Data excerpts
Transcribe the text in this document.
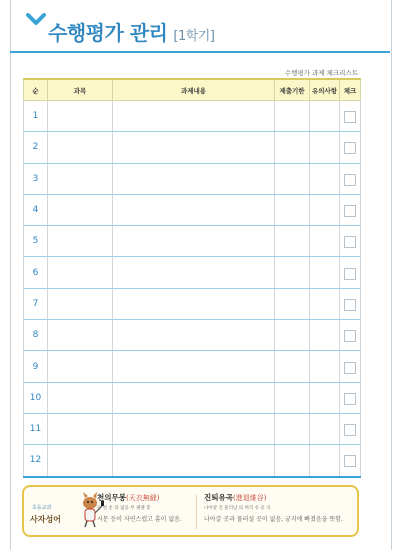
수행평가 관리 [1학기]
수행평가 과제 체크리스트
순	과목	과제내용	제출기한	유의사항	체크
1					
2					
3					
4					
5					
6					
7					
8					
9					
10					
11					
12					
초등교과
사자성어
천의무봉(天衣無縫)
늘 천 옷 의 없을 무 꿰맬 봉
시문 등이 자연스럽고 흠이 없음.
진퇴유곡(進退維谷)
나아갈 진 물러날 퇴 벼리 유 골 곡
나아갈 곳과 물러설 곳이 없음, 궁지에 빠졌음을 뜻함.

WHAT IS NEEDED:
Your copy should match the records word for word, with the pictures removed.

RESPONSE TO THIS TASK:
Transcribe the text in this document.
수행평가 관리 [1학기]
수행평가 과제 체크리스트
순	과목	과제내용	제출기한	유의사항	체크
1					
2					
3					
4					
5					
6					
7					
8					
9					
10					
11					
12					
초등교과
사자성어
천의무봉(天衣無縫)
늘 천 옷 의 없을 무 꿰맬 봉
시문 등이 자연스럽고 흠이 없음.
진퇴유곡(進退維谷)
나아갈 진 물러날 퇴 벼리 유 골 곡
나아갈 곳과 물러설 곳이 없음, 궁지에 빠졌음을 뜻함.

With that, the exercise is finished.